# OBJECTIVE
Report every line in the listing below where the string "Platné" shows up.

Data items

^^^^^^^^^^^^^^^^

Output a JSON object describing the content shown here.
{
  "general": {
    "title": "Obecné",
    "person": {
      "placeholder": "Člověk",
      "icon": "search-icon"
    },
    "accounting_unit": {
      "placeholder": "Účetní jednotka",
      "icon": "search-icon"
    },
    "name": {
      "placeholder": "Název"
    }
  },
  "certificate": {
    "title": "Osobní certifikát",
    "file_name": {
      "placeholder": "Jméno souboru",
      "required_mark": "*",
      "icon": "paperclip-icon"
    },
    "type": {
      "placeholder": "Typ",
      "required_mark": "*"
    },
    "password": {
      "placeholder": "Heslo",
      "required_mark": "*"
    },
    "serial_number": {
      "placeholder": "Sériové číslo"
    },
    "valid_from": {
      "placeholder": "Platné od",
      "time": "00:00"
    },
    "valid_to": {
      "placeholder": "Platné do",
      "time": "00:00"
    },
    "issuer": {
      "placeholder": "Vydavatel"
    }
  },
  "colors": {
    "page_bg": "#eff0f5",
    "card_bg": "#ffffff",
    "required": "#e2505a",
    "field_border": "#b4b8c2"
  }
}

^^^^^^^^^^^^^^^^

# FINISHED TASK
      "placeholder": "Platné od",
      "placeholder": "Platné do",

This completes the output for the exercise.